| Your objective |
Present each line of the entries below that holds the word "circle".
── Records for the task
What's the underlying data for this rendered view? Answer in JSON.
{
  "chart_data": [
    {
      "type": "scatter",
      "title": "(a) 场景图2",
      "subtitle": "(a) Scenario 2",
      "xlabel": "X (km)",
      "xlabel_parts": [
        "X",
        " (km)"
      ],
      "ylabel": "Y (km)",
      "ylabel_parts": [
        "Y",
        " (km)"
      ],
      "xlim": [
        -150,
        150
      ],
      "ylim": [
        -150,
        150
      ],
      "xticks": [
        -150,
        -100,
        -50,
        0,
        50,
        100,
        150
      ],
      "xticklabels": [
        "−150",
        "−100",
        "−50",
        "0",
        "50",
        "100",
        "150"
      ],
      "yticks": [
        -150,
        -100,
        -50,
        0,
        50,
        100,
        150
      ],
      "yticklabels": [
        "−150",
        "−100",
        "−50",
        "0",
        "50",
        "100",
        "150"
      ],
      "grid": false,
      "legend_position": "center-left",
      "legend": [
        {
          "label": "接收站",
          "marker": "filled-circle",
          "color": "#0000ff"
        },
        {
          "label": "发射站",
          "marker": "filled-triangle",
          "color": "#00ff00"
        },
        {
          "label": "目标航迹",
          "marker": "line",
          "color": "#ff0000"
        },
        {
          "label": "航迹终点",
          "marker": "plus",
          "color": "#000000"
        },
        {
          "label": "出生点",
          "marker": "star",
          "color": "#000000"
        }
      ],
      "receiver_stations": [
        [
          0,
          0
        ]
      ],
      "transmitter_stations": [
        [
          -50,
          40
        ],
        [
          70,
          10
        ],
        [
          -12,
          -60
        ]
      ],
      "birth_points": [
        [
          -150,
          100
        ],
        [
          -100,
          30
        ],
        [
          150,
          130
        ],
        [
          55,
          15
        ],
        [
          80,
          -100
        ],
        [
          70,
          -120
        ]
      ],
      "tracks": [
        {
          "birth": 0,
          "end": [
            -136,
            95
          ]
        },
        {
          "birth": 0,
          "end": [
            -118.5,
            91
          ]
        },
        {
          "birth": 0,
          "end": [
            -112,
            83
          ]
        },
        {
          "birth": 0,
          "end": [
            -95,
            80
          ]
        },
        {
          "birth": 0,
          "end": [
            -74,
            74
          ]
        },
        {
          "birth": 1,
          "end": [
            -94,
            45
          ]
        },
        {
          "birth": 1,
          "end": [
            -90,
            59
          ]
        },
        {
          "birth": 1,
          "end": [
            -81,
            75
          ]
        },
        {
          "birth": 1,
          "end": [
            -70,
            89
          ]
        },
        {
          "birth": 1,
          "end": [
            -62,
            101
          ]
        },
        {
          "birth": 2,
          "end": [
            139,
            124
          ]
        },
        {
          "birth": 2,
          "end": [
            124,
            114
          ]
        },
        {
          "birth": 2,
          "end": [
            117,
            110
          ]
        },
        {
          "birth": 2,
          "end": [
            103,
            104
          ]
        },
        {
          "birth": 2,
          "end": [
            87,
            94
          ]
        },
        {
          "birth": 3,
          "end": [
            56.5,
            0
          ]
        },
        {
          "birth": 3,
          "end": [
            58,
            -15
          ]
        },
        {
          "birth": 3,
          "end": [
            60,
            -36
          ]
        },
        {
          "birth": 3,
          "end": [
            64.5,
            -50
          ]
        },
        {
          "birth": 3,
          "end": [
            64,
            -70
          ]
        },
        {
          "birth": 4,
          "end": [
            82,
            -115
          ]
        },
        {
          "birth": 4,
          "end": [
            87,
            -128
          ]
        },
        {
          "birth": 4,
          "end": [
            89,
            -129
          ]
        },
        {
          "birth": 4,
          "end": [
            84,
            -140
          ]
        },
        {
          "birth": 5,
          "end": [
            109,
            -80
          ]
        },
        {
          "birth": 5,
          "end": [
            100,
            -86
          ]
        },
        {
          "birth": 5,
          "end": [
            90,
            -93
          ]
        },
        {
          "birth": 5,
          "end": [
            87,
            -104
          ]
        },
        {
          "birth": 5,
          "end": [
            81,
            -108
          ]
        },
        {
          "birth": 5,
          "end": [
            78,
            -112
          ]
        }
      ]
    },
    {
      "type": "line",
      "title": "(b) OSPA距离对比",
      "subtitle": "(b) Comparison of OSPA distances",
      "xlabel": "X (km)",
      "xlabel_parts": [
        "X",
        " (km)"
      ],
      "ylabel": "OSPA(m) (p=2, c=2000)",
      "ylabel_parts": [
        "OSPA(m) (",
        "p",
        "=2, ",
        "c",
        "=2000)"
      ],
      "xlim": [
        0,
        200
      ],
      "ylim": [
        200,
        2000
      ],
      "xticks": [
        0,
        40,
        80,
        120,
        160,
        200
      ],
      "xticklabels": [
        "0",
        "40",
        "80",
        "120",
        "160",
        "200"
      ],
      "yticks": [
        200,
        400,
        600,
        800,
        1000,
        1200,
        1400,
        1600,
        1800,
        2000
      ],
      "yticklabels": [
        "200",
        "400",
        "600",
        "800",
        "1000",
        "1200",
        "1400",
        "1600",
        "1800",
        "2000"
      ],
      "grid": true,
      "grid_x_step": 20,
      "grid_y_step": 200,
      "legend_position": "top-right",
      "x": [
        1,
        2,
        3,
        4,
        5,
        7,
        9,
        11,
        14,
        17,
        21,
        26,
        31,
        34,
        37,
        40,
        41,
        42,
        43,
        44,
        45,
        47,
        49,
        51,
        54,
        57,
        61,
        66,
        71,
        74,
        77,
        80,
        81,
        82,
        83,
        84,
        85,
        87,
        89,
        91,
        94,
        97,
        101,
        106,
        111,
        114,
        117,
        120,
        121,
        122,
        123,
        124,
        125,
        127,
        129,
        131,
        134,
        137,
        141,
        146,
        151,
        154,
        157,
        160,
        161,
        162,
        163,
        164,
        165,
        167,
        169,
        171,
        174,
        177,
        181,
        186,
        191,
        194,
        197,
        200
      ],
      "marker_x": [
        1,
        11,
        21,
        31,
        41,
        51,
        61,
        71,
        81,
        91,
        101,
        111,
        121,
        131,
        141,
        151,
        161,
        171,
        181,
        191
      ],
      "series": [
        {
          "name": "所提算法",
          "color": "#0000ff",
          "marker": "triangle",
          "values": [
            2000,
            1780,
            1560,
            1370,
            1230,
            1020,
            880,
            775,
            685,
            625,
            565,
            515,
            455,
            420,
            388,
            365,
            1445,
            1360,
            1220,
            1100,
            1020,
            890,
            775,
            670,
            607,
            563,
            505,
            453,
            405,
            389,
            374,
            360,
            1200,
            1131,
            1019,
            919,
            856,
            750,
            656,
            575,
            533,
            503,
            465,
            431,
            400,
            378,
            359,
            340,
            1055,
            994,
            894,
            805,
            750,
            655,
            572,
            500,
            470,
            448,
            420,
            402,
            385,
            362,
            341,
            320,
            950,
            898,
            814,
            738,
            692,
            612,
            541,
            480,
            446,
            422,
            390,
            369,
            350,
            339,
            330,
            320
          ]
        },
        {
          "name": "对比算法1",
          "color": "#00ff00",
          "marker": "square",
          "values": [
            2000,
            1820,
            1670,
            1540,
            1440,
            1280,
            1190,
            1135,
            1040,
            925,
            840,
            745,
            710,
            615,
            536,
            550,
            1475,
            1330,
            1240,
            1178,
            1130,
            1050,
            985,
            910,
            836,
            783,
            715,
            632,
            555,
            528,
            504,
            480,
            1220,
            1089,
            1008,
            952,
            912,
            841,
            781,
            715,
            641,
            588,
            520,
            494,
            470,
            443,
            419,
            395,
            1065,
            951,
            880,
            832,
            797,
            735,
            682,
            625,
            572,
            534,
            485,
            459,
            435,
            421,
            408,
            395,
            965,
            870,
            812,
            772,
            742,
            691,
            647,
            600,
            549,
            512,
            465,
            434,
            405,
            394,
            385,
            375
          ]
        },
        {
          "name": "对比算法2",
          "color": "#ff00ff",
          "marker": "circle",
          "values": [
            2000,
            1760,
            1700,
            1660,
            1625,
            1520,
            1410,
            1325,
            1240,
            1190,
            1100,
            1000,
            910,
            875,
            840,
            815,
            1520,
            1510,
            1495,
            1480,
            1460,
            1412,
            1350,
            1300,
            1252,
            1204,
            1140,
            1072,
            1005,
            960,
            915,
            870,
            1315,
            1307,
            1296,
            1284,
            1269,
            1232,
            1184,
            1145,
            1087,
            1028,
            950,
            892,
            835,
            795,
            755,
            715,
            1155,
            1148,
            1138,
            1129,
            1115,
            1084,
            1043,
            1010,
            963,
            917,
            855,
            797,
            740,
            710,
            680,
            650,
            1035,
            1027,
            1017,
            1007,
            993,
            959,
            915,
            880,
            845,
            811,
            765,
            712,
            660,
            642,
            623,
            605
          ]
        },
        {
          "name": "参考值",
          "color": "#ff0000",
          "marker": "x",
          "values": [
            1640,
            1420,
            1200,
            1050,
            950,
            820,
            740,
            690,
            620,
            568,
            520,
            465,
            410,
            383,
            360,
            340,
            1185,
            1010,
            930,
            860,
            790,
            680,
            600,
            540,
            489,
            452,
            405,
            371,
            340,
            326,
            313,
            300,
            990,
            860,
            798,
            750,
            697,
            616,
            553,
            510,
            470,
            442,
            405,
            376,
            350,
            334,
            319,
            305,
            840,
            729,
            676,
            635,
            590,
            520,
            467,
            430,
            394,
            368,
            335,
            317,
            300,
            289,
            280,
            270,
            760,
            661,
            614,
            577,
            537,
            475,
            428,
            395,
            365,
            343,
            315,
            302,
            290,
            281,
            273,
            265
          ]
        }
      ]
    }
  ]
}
────
| Exercise answer |
          "marker": "filled-circle",
          "marker": "circle",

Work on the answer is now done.